▶ **Provided data**:
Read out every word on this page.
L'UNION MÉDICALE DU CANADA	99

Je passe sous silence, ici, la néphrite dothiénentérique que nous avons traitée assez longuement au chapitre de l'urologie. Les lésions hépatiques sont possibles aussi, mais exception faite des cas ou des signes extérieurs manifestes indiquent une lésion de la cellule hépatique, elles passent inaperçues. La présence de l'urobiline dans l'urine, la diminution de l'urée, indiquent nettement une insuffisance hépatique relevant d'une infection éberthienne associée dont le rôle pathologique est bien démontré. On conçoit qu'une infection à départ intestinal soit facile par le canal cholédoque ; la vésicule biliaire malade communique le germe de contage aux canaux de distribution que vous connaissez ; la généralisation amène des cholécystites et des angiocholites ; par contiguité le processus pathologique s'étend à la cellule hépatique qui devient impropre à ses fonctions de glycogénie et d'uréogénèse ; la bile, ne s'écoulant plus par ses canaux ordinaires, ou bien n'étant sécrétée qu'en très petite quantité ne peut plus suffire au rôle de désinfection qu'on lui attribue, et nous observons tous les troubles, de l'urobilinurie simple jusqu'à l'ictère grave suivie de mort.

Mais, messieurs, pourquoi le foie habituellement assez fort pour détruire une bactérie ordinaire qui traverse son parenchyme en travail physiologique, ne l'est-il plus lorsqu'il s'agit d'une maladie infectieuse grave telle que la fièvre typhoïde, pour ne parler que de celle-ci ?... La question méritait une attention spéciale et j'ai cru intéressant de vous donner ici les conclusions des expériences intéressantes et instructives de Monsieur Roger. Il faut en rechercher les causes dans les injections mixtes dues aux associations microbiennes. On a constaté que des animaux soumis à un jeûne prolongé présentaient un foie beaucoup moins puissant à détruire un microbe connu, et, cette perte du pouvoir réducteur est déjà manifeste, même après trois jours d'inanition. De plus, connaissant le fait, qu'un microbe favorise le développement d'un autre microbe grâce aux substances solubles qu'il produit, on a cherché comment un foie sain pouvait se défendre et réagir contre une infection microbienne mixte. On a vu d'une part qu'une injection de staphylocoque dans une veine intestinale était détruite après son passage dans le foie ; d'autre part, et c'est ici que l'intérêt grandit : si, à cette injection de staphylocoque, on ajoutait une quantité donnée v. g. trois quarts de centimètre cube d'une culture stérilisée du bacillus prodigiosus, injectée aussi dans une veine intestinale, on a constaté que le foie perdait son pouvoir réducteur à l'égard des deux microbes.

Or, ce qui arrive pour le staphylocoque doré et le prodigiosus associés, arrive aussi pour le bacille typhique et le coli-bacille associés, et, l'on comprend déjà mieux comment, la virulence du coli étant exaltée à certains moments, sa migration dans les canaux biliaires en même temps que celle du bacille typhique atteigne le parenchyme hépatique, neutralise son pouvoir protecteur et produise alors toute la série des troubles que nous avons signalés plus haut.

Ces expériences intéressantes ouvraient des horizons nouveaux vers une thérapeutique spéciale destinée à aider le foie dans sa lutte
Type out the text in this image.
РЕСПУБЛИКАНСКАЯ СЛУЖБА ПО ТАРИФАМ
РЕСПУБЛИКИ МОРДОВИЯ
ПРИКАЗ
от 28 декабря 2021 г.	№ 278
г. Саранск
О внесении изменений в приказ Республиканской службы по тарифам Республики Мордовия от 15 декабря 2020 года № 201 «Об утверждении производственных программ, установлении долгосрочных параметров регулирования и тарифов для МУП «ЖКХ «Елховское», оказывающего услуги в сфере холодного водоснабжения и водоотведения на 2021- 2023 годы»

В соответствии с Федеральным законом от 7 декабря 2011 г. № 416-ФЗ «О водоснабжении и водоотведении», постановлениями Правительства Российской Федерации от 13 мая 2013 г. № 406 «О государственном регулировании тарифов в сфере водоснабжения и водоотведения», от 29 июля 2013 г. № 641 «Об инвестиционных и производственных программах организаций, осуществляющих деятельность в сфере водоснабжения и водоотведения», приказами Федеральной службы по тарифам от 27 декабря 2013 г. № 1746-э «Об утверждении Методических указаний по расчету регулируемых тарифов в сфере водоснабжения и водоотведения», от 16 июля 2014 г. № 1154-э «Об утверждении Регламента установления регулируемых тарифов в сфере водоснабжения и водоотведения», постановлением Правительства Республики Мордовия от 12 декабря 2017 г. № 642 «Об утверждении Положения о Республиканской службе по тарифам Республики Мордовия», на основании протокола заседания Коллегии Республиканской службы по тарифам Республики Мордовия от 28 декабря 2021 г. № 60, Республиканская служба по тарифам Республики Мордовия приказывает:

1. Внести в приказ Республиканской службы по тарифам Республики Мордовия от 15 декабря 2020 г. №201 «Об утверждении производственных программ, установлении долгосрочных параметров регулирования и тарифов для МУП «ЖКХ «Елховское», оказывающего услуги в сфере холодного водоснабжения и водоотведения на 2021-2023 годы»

▶ **What is expected**: Locate the word "this" in the entries, and copy every line where it is found.

▶ **The completed task**:
Read out every word on this page.
Type out the text in this image.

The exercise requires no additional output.